### Material
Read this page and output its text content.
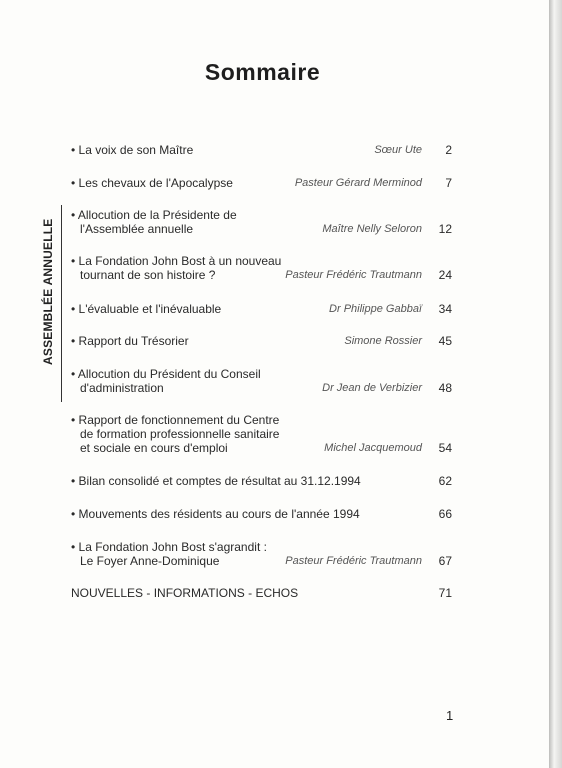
Sommaire
ASSEMBLÉE ANNUELLE
• La voix de son Maître	Sœur Ute	2
• Les chevaux de l'Apocalypse	Pasteur Gérard Merminod	7
• Allocution de la Présidente de
l'Assemblée annuelle	Maître Nelly Seloron	12
• La Fondation John Bost à un nouveau
tournant de son histoire ?	Pasteur Frédéric Trautmann	24
• L'évaluable et l'inévaluable	Dr Philippe Gabbaï	34
• Rapport du Trésorier	Simone Rossier	45
• Allocution du Président du Conseil
d'administration	Dr Jean de Verbizier	48
• Rapport de fonctionnement du Centre
de formation professionnelle sanitaire
et sociale en cours d'emploi	Michel Jacquemoud	54
• Bilan consolidé et comptes de résultat au 31.12.1994	62
• Mouvements des résidents au cours de l'année 1994	66
• La Fondation John Bost s'agrandit :
Le Foyer Anne-Dominique	Pasteur Frédéric Trautmann	67
NOUVELLES - INFORMATIONS - ECHOS	71
1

### Exercise description
Copy out the records above in full, exactly as written, but not the pictures.

### Finished task
Read this page and output its text content.
Sommaire
ASSEMBLÉE ANNUELLE
• La voix de son Maître	Sœur Ute	2
• Les chevaux de l'Apocalypse	Pasteur Gérard Merminod	7
• Allocution de la Présidente de
l'Assemblée annuelle	Maître Nelly Seloron	12
• La Fondation John Bost à un nouveau
tournant de son histoire ?	Pasteur Frédéric Trautmann	24
• L'évaluable et l'inévaluable	Dr Philippe Gabbaï	34
• Rapport du Trésorier	Simone Rossier	45
• Allocution du Président du Conseil
d'administration	Dr Jean de Verbizier	48
• Rapport de fonctionnement du Centre
de formation professionnelle sanitaire
et sociale en cours d'emploi	Michel Jacquemoud	54
• Bilan consolidé et comptes de résultat au 31.12.1994	62
• Mouvements des résidents au cours de l'année 1994	66
• La Fondation John Bost s'agrandit :
Le Foyer Anne-Dominique	Pasteur Frédéric Trautmann	67
NOUVELLES - INFORMATIONS - ECHOS	71
1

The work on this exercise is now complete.